## Given problem
Each record needs to be echoed exactly; can you do that?

## Records to process
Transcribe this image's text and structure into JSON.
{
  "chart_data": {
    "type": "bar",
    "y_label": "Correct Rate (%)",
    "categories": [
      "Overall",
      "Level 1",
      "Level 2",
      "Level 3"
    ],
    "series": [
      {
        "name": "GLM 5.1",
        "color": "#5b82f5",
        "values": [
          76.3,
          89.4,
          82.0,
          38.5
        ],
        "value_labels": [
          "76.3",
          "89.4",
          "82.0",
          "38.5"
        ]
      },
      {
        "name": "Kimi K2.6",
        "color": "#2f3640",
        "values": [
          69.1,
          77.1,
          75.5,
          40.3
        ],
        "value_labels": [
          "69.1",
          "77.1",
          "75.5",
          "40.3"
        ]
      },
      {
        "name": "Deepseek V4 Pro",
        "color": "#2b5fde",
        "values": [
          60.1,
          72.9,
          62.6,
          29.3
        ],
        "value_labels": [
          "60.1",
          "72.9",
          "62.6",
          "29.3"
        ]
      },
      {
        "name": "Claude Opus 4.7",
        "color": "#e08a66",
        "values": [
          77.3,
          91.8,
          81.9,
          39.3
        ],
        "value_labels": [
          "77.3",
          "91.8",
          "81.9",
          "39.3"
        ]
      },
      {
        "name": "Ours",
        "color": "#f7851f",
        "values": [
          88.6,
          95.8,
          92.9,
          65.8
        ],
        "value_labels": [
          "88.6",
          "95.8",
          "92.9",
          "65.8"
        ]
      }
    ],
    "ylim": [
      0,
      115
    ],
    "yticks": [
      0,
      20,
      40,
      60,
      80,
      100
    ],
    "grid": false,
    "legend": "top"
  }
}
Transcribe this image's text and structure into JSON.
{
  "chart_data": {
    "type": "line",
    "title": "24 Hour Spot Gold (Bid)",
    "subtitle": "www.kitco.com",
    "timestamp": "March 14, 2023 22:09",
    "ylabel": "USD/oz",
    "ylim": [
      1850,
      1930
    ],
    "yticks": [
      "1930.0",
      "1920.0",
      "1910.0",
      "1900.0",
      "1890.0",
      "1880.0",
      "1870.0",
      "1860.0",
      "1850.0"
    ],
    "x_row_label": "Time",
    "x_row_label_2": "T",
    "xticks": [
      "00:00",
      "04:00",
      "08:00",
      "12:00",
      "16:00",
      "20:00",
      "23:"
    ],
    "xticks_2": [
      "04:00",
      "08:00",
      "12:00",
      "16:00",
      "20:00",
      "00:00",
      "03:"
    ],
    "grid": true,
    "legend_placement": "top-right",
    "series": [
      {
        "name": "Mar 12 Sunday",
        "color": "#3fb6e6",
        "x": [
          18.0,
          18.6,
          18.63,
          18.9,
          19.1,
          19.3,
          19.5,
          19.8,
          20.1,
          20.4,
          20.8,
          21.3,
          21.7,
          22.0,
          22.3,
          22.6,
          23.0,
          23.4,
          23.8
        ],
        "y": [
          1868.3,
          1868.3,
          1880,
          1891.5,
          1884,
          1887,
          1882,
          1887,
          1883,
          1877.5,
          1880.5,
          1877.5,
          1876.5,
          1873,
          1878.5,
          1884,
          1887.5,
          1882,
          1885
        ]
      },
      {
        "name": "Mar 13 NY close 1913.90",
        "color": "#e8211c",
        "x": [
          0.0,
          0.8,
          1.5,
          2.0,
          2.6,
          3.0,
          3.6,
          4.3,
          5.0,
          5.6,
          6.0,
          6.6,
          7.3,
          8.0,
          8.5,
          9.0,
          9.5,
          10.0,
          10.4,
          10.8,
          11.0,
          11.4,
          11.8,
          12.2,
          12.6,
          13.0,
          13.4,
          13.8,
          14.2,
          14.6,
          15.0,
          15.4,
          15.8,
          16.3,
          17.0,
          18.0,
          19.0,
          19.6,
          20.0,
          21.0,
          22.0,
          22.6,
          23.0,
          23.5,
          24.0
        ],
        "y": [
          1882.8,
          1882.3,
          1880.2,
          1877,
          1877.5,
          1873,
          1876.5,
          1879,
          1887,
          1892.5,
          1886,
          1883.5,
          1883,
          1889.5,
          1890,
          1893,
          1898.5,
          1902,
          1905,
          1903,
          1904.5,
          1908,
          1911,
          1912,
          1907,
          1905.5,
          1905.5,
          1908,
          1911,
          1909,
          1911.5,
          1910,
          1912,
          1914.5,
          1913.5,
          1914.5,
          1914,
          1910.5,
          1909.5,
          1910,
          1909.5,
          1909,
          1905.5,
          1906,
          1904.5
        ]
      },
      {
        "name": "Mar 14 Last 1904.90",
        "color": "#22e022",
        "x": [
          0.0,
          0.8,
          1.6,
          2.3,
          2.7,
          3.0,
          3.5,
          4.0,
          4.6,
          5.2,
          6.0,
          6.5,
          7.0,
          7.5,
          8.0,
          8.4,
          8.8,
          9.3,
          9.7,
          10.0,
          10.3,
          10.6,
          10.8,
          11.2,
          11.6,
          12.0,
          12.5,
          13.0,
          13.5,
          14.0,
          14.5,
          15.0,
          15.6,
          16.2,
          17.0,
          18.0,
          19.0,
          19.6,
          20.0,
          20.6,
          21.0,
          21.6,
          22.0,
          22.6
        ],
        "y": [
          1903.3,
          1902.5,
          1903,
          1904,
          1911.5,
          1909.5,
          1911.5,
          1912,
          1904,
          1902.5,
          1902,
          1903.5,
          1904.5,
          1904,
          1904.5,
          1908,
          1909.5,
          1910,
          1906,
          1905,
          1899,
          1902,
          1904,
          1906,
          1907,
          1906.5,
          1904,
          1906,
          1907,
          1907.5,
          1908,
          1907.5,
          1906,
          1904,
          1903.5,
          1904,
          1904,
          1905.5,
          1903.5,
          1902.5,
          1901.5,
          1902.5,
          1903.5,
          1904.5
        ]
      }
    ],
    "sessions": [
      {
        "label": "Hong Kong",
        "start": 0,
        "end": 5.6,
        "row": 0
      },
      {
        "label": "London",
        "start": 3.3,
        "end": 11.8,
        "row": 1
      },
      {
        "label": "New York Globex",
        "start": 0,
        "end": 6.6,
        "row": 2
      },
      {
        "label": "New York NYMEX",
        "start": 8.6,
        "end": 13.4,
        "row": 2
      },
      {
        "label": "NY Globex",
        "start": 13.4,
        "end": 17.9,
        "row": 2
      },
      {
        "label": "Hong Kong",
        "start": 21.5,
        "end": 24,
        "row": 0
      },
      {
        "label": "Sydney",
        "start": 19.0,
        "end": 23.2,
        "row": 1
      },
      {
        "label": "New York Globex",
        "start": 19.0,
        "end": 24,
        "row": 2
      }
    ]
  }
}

## Final answer
Transcribe this image's text and structure into JSON.
{
  "chart_data": {
    "type": "bar",
    "y_label": "Correct Rate (%)",
    "categories": [
      "Overall",
      "Level 1",
      "Level 2",
      "Level 3"
    ],
    "series": [
      {
        "name": "GLM 5.1",
        "color": "#5b82f5",
        "values": [
          76.3,
          89.4,
          82.0,
          38.5
        ],
        "value_labels": [
          "76.3",
          "89.4",
          "82.0",
          "38.5"
        ]
      },
      {
        "name": "Kimi K2.6",
        "color": "#2f3640",
        "values": [
          69.1,
          77.1,
          75.5,
          40.3
        ],
        "value_labels": [
          "69.1",
          "77.1",
          "75.5",
          "40.3"
        ]
      },
      {
        "name": "Deepseek V4 Pro",
        "color": "#2b5fde",
        "values": [
          60.1,
          72.9,
          62.6,
          29.3
        ],
        "value_labels": [
          "60.1",
          "72.9",
          "62.6",
          "29.3"
        ]
      },
      {
        "name": "Claude Opus 4.7",
        "color": "#e08a66",
        "values": [
          77.3,
          91.8,
          81.9,
          39.3
        ],
        "value_labels": [
          "77.3",
          "91.8",
          "81.9",
          "39.3"
        ]
      },
      {
        "name": "Ours",
        "color": "#f7851f",
        "values": [
          88.6,
          95.8,
          92.9,
          65.8
        ],
        "value_labels": [
          "88.6",
          "95.8",
          "92.9",
          "65.8"
        ]
      }
    ],
    "ylim": [
      0,
      115
    ],
    "yticks": [
      0,
      20,
      40,
      60,
      80,
      100
    ],
    "grid": false,
    "legend": "top"
  }
}
Transcribe this image's text and structure into JSON.
{
  "chart_data": {
    "type": "line",
    "title": "24 Hour Spot Gold (Bid)",
    "subtitle": "www.kitco.com",
    "timestamp": "March 14, 2023 22:09",
    "ylabel": "USD/oz",
    "ylim": [
      1850,
      1930
    ],
    "yticks": [
      "1930.0",
      "1920.0",
      "1910.0",
      "1900.0",
      "1890.0",
      "1880.0",
      "1870.0",
      "1860.0",
      "1850.0"
    ],
    "x_row_label": "Time",
    "x_row_label_2": "T",
    "xticks": [
      "00:00",
      "04:00",
      "08:00",
      "12:00",
      "16:00",
      "20:00",
      "23:"
    ],
    "xticks_2": [
      "04:00",
      "08:00",
      "12:00",
      "16:00",
      "20:00",
      "00:00",
      "03:"
    ],
    "grid": true,
    "legend_placement": "top-right",
    "series": [
      {
        "name": "Mar 12 Sunday",
        "color": "#3fb6e6",
        "x": [
          18.0,
          18.6,
          18.63,
          18.9,
          19.1,
          19.3,
          19.5,
          19.8,
          20.1,
          20.4,
          20.8,
          21.3,
          21.7,
          22.0,
          22.3,
          22.6,
          23.0,
          23.4,
          23.8
        ],
        "y": [
          1868.3,
          1868.3,
          1880,
          1891.5,
          1884,
          1887,
          1882,
          1887,
          1883,
          1877.5,
          1880.5,
          1877.5,
          1876.5,
          1873,
          1878.5,
          1884,
          1887.5,
          1882,
          1885
        ]
      },
      {
        "name": "Mar 13 NY close 1913.90",
        "color": "#e8211c",
        "x": [
          0.0,
          0.8,
          1.5,
          2.0,
          2.6,
          3.0,
          3.6,
          4.3,
          5.0,
          5.6,
          6.0,
          6.6,
          7.3,
          8.0,
          8.5,
          9.0,
          9.5,
          10.0,
          10.4,
          10.8,
          11.0,
          11.4,
          11.8,
          12.2,
          12.6,
          13.0,
          13.4,
          13.8,
          14.2,
          14.6,
          15.0,
          15.4,
          15.8,
          16.3,
          17.0,
          18.0,
          19.0,
          19.6,
          20.0,
          21.0,
          22.0,
          22.6,
          23.0,
          23.5,
          24.0
        ],
        "y": [
          1882.8,
          1882.3,
          1880.2,
          1877,
          1877.5,
          1873,
          1876.5,
          1879,
          1887,
          1892.5,
          1886,
          1883.5,
          1883,
          1889.5,
          1890,
          1893,
          1898.5,
          1902,
          1905,
          1903,
          1904.5,
          1908,
          1911,
          1912,
          1907,
          1905.5,
          1905.5,
          1908,
          1911,
          1909,
          1911.5,
          1910,
          1912,
          1914.5,
          1913.5,
          1914.5,
          1914,
          1910.5,
          1909.5,
          1910,
          1909.5,
          1909,
          1905.5,
          1906,
          1904.5
        ]
      },
      {
        "name": "Mar 14 Last 1904.90",
        "color": "#22e022",
        "x": [
          0.0,
          0.8,
          1.6,
          2.3,
          2.7,
          3.0,
          3.5,
          4.0,
          4.6,
          5.2,
          6.0,
          6.5,
          7.0,
          7.5,
          8.0,
          8.4,
          8.8,
          9.3,
          9.7,
          10.0,
          10.3,
          10.6,
          10.8,
          11.2,
          11.6,
          12.0,
          12.5,
          13.0,
          13.5,
          14.0,
          14.5,
          15.0,
          15.6,
          16.2,
          17.0,
          18.0,
          19.0,
          19.6,
          20.0,
          20.6,
          21.0,
          21.6,
          22.0,
          22.6
        ],
        "y": [
          1903.3,
          1902.5,
          1903,
          1904,
          1911.5,
          1909.5,
          1911.5,
          1912,
          1904,
          1902.5,
          1902,
          1903.5,
          1904.5,
          1904,
          1904.5,
          1908,
          1909.5,
          1910,
          1906,
          1905,
          1899,
          1902,
          1904,
          1906,
          1907,
          1906.5,
          1904,
          1906,
          1907,
          1907.5,
          1908,
          1907.5,
          1906,
          1904,
          1903.5,
          1904,
          1904,
          1905.5,
          1903.5,
          1902.5,
          1901.5,
          1902.5,
          1903.5,
          1904.5
        ]
      }
    ],
    "sessions": [
      {
        "label": "Hong Kong",
        "start": 0,
        "end": 5.6,
        "row": 0
      },
      {
        "label": "London",
        "start": 3.3,
        "end": 11.8,
        "row": 1
      },
      {
        "label": "New York Globex",
        "start": 0,
        "end": 6.6,
        "row": 2
      },
      {
        "label": "New York NYMEX",
        "start": 8.6,
        "end": 13.4,
        "row": 2
      },
      {
        "label": "NY Globex",
        "start": 13.4,
        "end": 17.9,
        "row": 2
      },
      {
        "label": "Hong Kong",
        "start": 21.5,
        "end": 24,
        "row": 0
      },
      {
        "label": "Sydney",
        "start": 19.0,
        "end": 23.2,
        "row": 1
      },
      {
        "label": "New York Globex",
        "start": 19.0,
        "end": 24,
        "row": 2
      }
    ]
  }
}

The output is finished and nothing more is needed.